WHAT IS NEEDED:
Scan the following material for the string "прорехи" and copy each line in which it appears.

PROVIDED RECORDS:
** START **

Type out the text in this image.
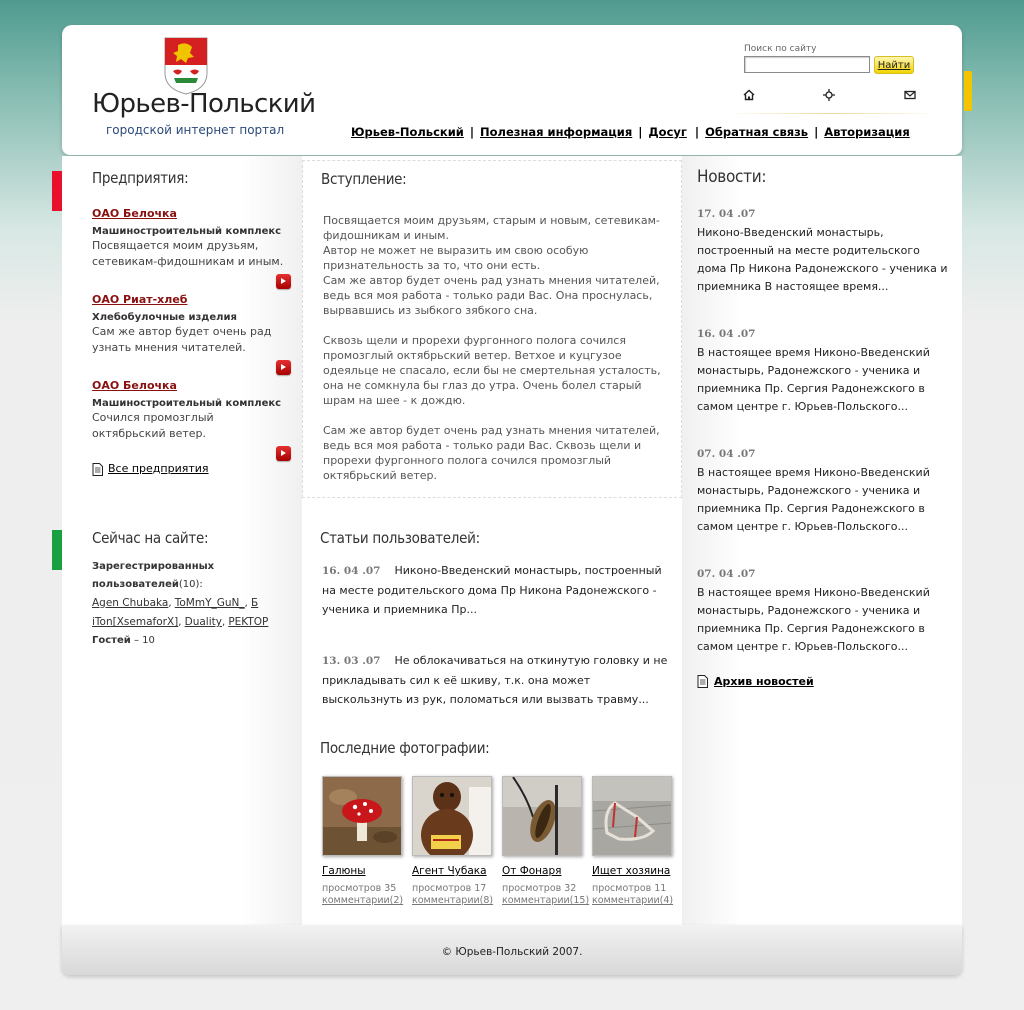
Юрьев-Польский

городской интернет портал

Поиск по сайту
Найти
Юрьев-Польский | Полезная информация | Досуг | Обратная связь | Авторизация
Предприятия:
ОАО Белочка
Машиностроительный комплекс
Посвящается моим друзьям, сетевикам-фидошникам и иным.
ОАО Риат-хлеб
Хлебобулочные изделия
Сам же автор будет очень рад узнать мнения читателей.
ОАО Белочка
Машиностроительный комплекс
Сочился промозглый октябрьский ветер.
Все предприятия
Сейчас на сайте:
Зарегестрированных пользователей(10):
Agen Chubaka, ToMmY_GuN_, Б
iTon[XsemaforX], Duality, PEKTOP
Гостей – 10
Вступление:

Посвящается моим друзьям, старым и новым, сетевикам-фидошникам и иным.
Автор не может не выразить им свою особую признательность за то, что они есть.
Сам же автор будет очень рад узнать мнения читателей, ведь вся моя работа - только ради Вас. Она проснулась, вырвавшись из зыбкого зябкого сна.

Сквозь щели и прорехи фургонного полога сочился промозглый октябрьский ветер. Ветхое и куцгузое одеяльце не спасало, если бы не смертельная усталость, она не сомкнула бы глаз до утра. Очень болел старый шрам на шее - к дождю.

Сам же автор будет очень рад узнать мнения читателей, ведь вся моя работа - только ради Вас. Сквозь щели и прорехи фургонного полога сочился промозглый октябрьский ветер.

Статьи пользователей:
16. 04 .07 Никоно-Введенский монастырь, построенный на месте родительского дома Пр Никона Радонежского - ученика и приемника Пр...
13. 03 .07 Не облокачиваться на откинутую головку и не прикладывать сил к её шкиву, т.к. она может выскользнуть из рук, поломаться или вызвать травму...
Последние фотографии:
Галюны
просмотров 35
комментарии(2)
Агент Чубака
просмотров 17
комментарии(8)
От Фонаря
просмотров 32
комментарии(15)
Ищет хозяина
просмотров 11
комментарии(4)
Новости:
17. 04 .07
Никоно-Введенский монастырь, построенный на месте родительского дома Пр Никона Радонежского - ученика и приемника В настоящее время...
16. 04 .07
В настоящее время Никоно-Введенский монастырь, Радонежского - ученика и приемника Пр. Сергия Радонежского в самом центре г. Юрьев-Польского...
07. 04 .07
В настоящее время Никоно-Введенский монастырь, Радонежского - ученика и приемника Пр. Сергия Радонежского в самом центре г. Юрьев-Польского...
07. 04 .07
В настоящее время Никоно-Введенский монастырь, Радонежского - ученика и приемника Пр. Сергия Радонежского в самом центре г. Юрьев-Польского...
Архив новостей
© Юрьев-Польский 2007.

** END **
** START **

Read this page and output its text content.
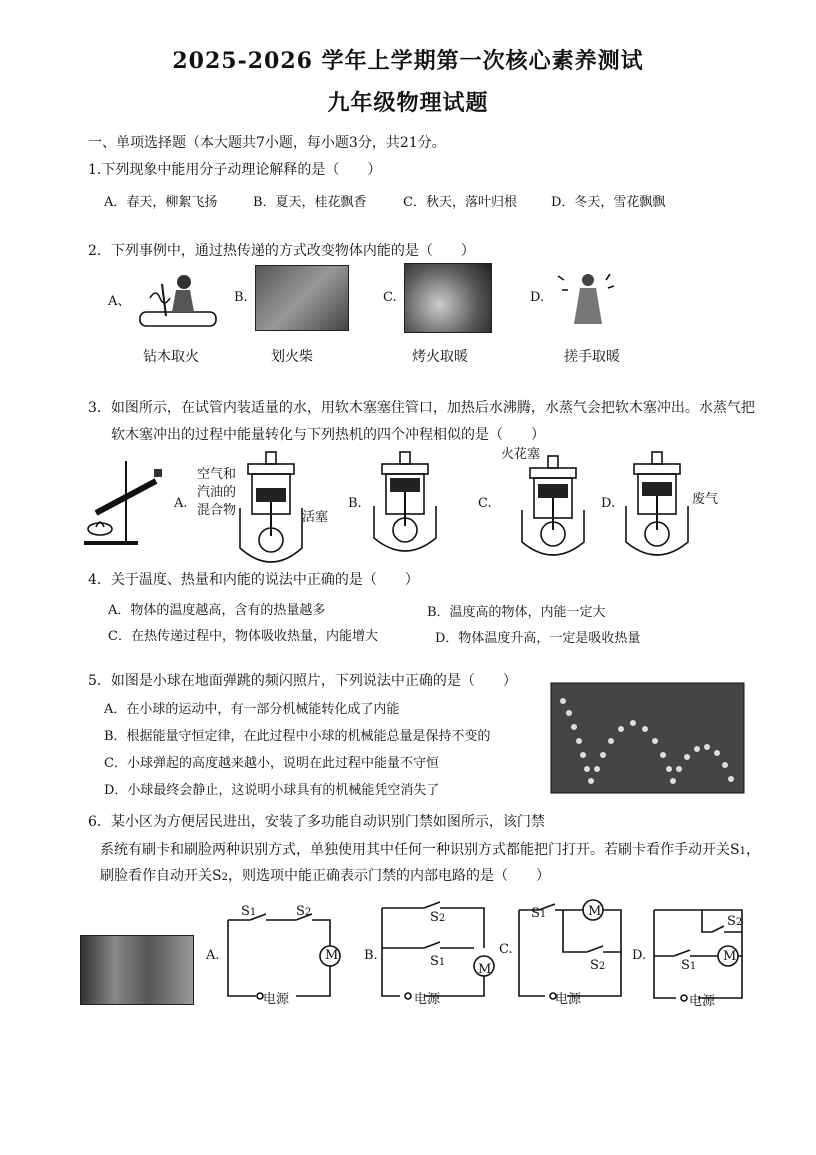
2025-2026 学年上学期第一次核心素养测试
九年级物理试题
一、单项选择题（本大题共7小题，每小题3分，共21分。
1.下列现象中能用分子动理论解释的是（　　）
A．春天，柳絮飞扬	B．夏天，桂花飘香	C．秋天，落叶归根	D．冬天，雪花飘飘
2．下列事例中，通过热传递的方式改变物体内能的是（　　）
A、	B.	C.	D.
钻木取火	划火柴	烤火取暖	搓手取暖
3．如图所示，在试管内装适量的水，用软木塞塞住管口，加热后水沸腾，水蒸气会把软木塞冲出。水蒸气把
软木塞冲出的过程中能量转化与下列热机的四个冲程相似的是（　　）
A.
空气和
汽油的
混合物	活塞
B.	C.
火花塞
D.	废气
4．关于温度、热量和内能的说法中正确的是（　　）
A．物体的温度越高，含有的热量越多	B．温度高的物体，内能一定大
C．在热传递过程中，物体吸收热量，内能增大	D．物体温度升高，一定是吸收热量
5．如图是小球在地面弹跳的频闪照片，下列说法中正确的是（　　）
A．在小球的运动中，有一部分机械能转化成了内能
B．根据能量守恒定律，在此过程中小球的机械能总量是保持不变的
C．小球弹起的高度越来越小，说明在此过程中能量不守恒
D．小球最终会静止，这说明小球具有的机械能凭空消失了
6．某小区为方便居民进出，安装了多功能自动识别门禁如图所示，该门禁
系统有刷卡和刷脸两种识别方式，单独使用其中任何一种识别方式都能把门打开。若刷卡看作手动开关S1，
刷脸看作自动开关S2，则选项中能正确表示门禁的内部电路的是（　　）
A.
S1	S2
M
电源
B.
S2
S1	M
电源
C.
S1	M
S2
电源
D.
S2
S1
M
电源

** END **

FULL OUTPUT:
Сквозь щели и прорехи фургонного полога сочился промозглый октябрьский ветер. Ветхое и куцгузое одеяльце не спасало, если бы не смертельная усталость, она не сомкнула бы глаз до утра. Очень болел старый шрам на шее - к дождю.
Сам же автор будет очень рад узнать мнения читателей, ведь вся моя работа - только ради Вас. Сквозь щели и прорехи фургонного полога сочился промозглый октябрьский ветер.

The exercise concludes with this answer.